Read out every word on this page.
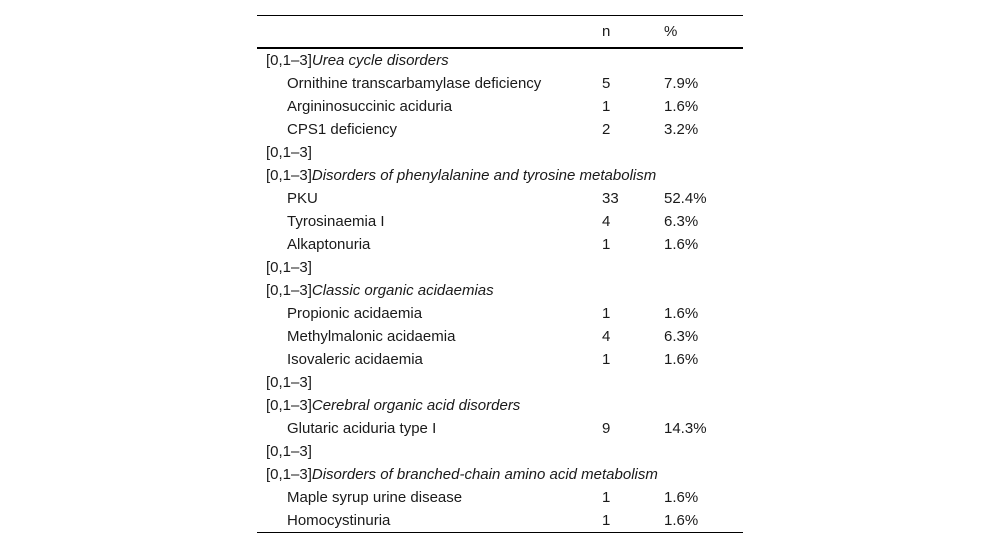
	n	%
[0,1–3]Urea cycle disorders		
Ornithine transcarbamylase deficiency	5	7.9%
Argininosuccinic aciduria	1	1.6%
CPS1 deficiency	2	3.2%
[0,1–3]		
[0,1–3]Disorders of phenylalanine and tyrosine metabolism		
PKU	33	52.4%
Tyrosinaemia I	4	6.3%
Alkaptonuria	1	1.6%
[0,1–3]		
[0,1–3]Classic organic acidaemias		
Propionic acidaemia	1	1.6%
Methylmalonic acidaemia	4	6.3%
Isovaleric acidaemia	1	1.6%
[0,1–3]		
[0,1–3]Cerebral organic acid disorders		
Glutaric aciduria type I	9	14.3%
[0,1–3]		
[0,1–3]Disorders of branched-chain amino acid metabolism		
Maple syrup urine disease	1	1.6%
Homocystinuria	1	1.6%
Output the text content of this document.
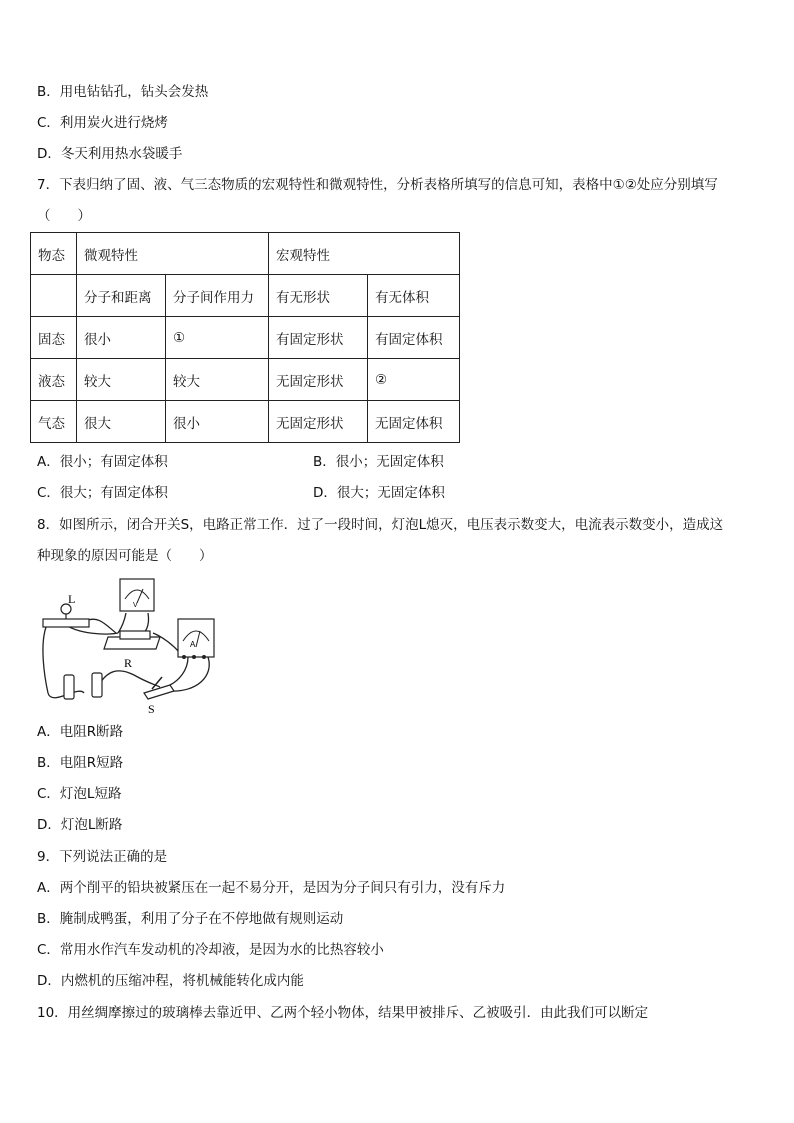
B．用电钻钻孔，钻头会发热
C．利用炭火进行烧烤
D．冬天利用热水袋暖手
7．下表归纳了固、液、气三态物质的宏观特性和微观特性，分析表格所填写的信息可知，表格中①②处应分别填写
（　　）
物态	微观特性		宏观特性	
	分子和距离	分子间作用力	有无形状	有无体积
固态	很小	①	有固定形状	有固定体积
液态	较大	较大	无固定形状	②
气态	很大	很小	无固定形状	无固定体积
A．很小；有固定体积	B．很小；无固定体积
C．很大；有固定体积	D．很大；无固定体积
8．如图所示，闭合开关S，电路正常工作．过了一段时间，灯泡L熄灭，电压表示数变大，电流表示数变小，造成这
种现象的原因可能是（　　）
L	V
R
A
S
A．电阻R断路
B．电阻R短路
C．灯泡L短路
D．灯泡L断路
9．下列说法正确的是
A．两个削平的铅块被紧压在一起不易分开，是因为分子间只有引力，没有斥力
B．腌制成鸭蛋，利用了分子在不停地做有规则运动
C．常用水作汽车发动机的冷却液，是因为水的比热容较小
D．内燃机的压缩冲程，将机械能转化成内能
10．用丝绸摩擦过的玻璃棒去靠近甲、乙两个轻小物体，结果甲被排斥、乙被吸引．由此我们可以断定
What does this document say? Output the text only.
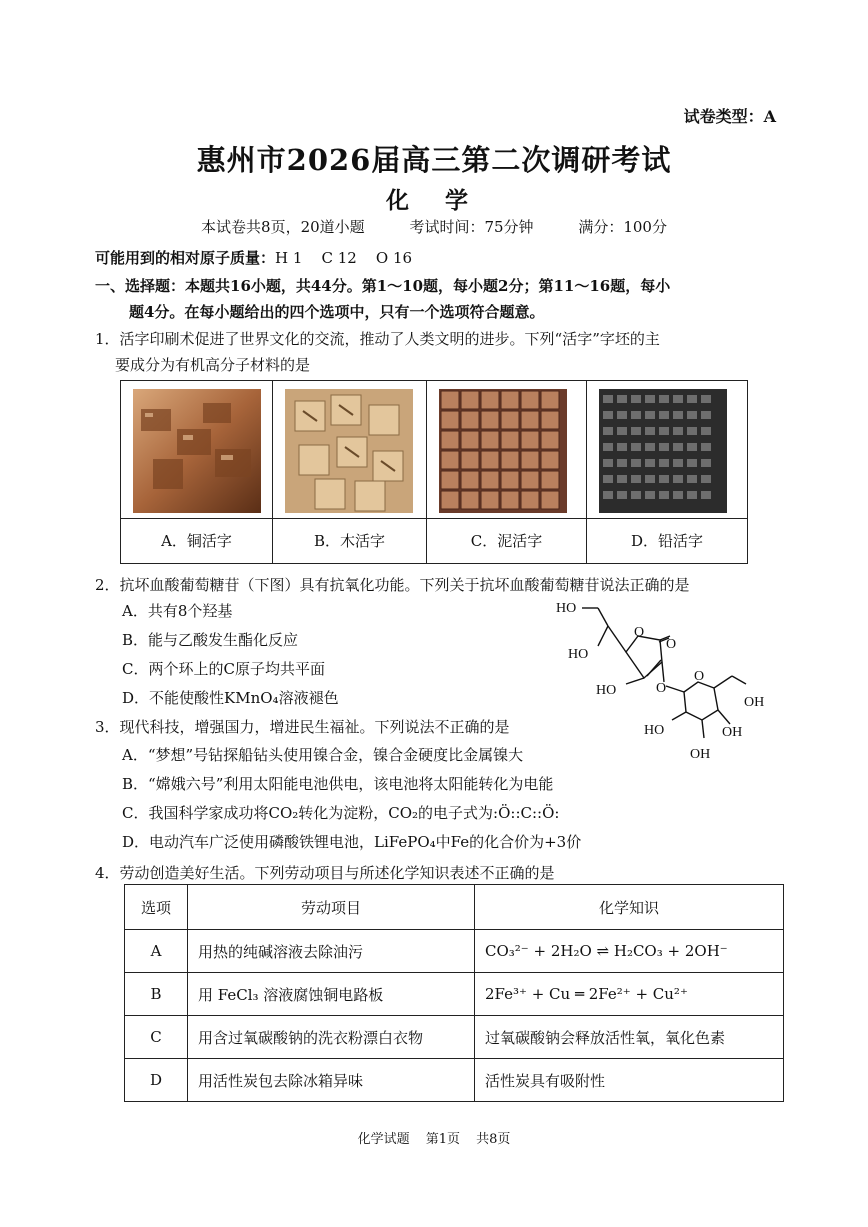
试卷类型：A
惠州市2026届高三第二次调研考试
化 学
本试卷共8页，20道小题	考试时间：75分钟	满分：100分
可能用到的相对原子质量：H 1    C 12    O 16
一、选择题：本题共16小题，共44分。第1～10题，每小题2分；第11～16题，每小
题4分。在每小题给出的四个选项中，只有一个选项符合题意。
1．活字印刷术促进了世界文化的交流，推动了人类文明的进步。下列“活字”字坯的主
要成分为有机高分子材料的是
A．铜活字	B．木活字	C．泥活字	D．铅活字
2．抗坏血酸葡萄糖苷（下图）具有抗氧化功能。下列关于抗坏血酸葡萄糖苷说法正确的是
A．共有8个羟基
B．能与乙酸发生酯化反应
C．两个环上的C原子均共平面
D．不能使酸性KMnO₄溶液褪色
HO
HO
O
HO	O
O
OH
HO	OH
OH
O
3．现代科技，增强国力，增进民生福祉。下列说法不正确的是
A．“梦想”号钻探船钻头使用镍合金，镍合金硬度比金属镍大
B．“嫦娥六号”利用太阳能电池供电，该电池将太阳能转化为电能
C．我国科学家成功将CO₂转化为淀粉，CO₂的电子式为:Ö::C::Ö:
D．电动汽车广泛使用磷酸铁锂电池，LiFePO₄中Fe的化合价为+3价
4．劳动创造美好生活。下列劳动项目与所述化学知识表述不正确的是
选项	劳动项目	化学知识
A	用热的纯碱溶液去除油污	CO₃²⁻ + 2H₂O ⇌ H₂CO₃ + 2OH⁻
B	用 FeCl₃ 溶液腐蚀铜电路板	2Fe³⁺ + Cu ═ 2Fe²⁺ + Cu²⁺
C	用含过氧碳酸钠的洗衣粉漂白衣物	过氧碳酸钠会释放活性氧，氧化色素
D	用活性炭包去除冰箱异味	活性炭具有吸附性
化学试题 第1页 共8页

= = = = = = =

WRITTEN PROBLEM = Reproduce the full material exactly, excluding the pictures.

EXERCISE RESULT =
Read out every word on this page.
	n	%
[0,1–3]Urea cycle disorders		
Ornithine transcarbamylase deficiency	5	7.9%
Argininosuccinic aciduria	1	1.6%
CPS1 deficiency	2	3.2%
[0,1–3]		
[0,1–3]Disorders of phenylalanine and tyrosine metabolism		
PKU	33	52.4%
Tyrosinaemia I	4	6.3%
Alkaptonuria	1	1.6%
[0,1–3]		
[0,1–3]Classic organic acidaemias		
Propionic acidaemia	1	1.6%
Methylmalonic acidaemia	4	6.3%
Isovaleric acidaemia	1	1.6%
[0,1–3]		
[0,1–3]Cerebral organic acid disorders		
Glutaric aciduria type I	9	14.3%
[0,1–3]		
[0,1–3]Disorders of branched-chain amino acid metabolism		
Maple syrup urine disease	1	1.6%
Homocystinuria	1	1.6%
Output the text content of this document.
B．用电钻钻孔，钻头会发热
C．利用炭火进行烧烤
D．冬天利用热水袋暖手
7．下表归纳了固、液、气三态物质的宏观特性和微观特性，分析表格所填写的信息可知，表格中①②处应分别填写
（　　）
物态	微观特性		宏观特性	
	分子和距离	分子间作用力	有无形状	有无体积
固态	很小	①	有固定形状	有固定体积
液态	较大	较大	无固定形状	②
气态	很大	很小	无固定形状	无固定体积
A．很小；有固定体积	B．很小；无固定体积
C．很大；有固定体积	D．很大；无固定体积
8．如图所示，闭合开关S，电路正常工作．过了一段时间，灯泡L熄灭，电压表示数变大，电流表示数变小，造成这
种现象的原因可能是（　　）
L	V
R
A
S
A．电阻R断路
B．电阻R短路
C．灯泡L短路
D．灯泡L断路
9．下列说法正确的是
A．两个削平的铅块被紧压在一起不易分开，是因为分子间只有引力，没有斥力
B．腌制成鸭蛋，利用了分子在不停地做有规则运动
C．常用水作汽车发动机的冷却液，是因为水的比热容较小
D．内燃机的压缩冲程，将机械能转化成内能
10．用丝绸摩擦过的玻璃棒去靠近甲、乙两个轻小物体，结果甲被排斥、乙被吸引．由此我们可以断定
What does this document say? Output the text only.
试卷类型：A
惠州市2026届高三第二次调研考试
化 学
本试卷共8页，20道小题	考试时间：75分钟	满分：100分
可能用到的相对原子质量：H 1    C 12    O 16
一、选择题：本题共16小题，共44分。第1～10题，每小题2分；第11～16题，每小
题4分。在每小题给出的四个选项中，只有一个选项符合题意。
1．活字印刷术促进了世界文化的交流，推动了人类文明的进步。下列“活字”字坯的主
要成分为有机高分子材料的是
A．铜活字	B．木活字	C．泥活字	D．铅活字
2．抗坏血酸葡萄糖苷（下图）具有抗氧化功能。下列关于抗坏血酸葡萄糖苷说法正确的是
A．共有8个羟基
B．能与乙酸发生酯化反应
C．两个环上的C原子均共平面
D．不能使酸性KMnO₄溶液褪色
HO
HO
O
HO	O
O
OH
HO	OH
OH
O
3．现代科技，增强国力，增进民生福祉。下列说法不正确的是
A．“梦想”号钻探船钻头使用镍合金，镍合金硬度比金属镍大
B．“嫦娥六号”利用太阳能电池供电，该电池将太阳能转化为电能
C．我国科学家成功将CO₂转化为淀粉，CO₂的电子式为:Ö::C::Ö:
D．电动汽车广泛使用磷酸铁锂电池，LiFePO₄中Fe的化合价为+3价
4．劳动创造美好生活。下列劳动项目与所述化学知识表述不正确的是
选项	劳动项目	化学知识
A	用热的纯碱溶液去除油污	CO₃²⁻ + 2H₂O ⇌ H₂CO₃ + 2OH⁻
B	用 FeCl₃ 溶液腐蚀铜电路板	2Fe³⁺ + Cu ═ 2Fe²⁺ + Cu²⁺
C	用含过氧碳酸钠的洗衣粉漂白衣物	过氧碳酸钠会释放活性氧，氧化色素
D	用活性炭包去除冰箱异味	活性炭具有吸附性
化学试题 第1页 共8页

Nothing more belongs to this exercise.